#### Available records ####

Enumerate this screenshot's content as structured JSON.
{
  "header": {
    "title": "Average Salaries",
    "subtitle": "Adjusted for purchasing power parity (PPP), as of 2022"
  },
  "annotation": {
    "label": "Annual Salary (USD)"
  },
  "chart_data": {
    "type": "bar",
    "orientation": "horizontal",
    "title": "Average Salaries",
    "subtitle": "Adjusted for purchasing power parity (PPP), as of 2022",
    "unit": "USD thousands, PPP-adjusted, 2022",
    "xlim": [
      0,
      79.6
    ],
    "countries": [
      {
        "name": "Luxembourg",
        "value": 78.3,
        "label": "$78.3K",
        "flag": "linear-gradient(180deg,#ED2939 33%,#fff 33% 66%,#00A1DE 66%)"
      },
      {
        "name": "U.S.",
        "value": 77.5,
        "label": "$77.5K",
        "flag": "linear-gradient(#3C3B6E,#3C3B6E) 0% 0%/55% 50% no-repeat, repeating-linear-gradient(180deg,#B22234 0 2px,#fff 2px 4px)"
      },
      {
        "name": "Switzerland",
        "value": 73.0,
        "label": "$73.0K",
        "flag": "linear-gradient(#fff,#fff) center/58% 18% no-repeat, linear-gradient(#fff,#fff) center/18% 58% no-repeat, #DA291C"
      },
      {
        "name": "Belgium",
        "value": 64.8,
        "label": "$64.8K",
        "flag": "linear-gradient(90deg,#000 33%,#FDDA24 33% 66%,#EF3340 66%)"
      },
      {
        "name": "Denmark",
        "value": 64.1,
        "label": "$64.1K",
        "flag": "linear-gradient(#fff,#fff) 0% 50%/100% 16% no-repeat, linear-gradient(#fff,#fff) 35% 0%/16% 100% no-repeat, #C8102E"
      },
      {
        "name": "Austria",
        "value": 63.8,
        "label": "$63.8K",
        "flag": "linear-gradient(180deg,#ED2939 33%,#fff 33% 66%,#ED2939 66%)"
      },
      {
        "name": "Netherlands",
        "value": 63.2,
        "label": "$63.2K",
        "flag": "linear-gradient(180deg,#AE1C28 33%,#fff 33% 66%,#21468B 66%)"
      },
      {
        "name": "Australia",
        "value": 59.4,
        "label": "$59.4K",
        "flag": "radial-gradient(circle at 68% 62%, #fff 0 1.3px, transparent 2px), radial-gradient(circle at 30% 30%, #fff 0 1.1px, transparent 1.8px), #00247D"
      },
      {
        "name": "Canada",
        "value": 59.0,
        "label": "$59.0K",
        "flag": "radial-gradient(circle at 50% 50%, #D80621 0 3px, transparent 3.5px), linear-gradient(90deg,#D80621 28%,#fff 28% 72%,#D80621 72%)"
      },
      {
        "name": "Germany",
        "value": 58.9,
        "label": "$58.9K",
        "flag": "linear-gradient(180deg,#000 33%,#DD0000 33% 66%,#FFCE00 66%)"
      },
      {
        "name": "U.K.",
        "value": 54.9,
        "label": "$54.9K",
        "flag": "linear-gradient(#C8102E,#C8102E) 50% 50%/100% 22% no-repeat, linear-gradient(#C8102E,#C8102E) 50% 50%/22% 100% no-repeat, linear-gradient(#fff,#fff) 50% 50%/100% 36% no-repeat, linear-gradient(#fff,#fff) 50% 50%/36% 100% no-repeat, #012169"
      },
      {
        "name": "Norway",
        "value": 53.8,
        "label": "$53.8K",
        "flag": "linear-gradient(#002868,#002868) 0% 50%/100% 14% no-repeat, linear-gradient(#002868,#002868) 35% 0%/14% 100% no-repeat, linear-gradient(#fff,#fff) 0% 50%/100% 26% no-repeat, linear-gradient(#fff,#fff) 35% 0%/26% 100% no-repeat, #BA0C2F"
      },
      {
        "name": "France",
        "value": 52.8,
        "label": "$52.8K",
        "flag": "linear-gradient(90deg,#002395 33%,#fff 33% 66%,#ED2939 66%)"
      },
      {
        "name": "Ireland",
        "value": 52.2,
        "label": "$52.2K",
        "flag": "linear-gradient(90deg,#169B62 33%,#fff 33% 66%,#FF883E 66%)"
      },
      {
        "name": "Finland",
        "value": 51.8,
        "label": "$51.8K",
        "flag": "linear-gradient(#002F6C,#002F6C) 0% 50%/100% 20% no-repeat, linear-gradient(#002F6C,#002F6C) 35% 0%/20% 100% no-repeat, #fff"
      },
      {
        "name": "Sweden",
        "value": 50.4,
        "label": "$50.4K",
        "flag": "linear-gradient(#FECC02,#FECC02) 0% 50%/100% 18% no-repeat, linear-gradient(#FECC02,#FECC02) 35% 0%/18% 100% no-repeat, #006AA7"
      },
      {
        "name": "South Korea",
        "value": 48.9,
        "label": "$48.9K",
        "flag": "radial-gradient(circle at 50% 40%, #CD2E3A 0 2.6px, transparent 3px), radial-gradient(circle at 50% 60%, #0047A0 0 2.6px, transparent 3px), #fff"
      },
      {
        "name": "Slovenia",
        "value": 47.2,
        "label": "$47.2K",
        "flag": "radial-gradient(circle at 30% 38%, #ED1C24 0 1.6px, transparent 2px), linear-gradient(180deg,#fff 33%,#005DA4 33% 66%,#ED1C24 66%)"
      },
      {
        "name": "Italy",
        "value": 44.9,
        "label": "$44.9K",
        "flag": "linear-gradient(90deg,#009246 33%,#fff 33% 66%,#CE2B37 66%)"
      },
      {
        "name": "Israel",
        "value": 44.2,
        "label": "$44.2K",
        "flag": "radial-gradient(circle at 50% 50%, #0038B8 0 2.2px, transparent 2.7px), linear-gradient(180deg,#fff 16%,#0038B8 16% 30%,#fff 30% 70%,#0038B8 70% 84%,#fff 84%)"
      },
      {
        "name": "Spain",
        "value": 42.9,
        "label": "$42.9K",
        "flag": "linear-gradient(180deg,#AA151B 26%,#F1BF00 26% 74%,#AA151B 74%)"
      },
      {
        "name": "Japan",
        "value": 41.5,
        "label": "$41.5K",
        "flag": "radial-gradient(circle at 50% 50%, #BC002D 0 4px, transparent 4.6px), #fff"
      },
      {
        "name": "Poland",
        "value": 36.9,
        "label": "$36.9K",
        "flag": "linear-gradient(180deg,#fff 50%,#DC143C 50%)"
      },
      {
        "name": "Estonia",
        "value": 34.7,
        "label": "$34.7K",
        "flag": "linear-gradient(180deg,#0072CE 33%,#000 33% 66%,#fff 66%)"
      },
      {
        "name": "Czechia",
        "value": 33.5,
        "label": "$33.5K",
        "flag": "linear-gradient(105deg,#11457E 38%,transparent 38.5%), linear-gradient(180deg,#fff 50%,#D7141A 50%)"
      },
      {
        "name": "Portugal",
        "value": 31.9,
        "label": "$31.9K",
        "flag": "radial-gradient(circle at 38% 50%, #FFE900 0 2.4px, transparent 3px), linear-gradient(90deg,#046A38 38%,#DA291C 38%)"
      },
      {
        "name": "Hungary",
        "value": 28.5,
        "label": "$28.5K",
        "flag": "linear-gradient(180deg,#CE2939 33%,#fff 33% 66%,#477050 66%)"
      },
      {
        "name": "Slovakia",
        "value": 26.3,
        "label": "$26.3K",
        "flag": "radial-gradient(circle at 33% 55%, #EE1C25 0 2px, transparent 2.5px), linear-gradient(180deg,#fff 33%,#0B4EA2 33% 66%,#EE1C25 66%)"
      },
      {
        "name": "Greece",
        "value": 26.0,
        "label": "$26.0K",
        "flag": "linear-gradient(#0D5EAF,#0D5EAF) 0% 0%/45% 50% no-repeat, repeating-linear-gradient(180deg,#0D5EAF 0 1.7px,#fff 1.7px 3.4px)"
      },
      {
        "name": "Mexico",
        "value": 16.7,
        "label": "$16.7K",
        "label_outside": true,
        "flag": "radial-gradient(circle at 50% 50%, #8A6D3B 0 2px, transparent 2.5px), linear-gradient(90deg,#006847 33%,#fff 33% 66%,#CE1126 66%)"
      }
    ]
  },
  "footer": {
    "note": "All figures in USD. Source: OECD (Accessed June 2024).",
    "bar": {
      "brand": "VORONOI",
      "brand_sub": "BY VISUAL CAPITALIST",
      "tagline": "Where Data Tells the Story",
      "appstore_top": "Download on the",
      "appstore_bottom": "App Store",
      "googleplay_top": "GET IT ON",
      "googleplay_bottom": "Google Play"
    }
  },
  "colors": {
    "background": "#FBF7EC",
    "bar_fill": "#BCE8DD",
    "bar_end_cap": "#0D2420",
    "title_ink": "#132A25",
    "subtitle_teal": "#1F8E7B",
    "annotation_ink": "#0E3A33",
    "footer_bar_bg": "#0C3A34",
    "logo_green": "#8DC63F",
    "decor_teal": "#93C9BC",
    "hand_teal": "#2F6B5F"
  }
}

####

Exercise prompt – Look through the data above. Find each line with the string "repeating" and copy it.

Exercise response –
        "flag": "linear-gradient(#3C3B6E,#3C3B6E) 0% 0%/55% 50% no-repeat, repeating-linear-gradient(180deg,#B22234 0 2px,#fff 2px 4px)"
        "flag": "linear-gradient(#0D5EAF,#0D5EAF) 0% 0%/45% 50% no-repeat, repeating-linear-gradient(180deg,#0D5EAF 0 1.7px,#fff 1.7px 3.4px)"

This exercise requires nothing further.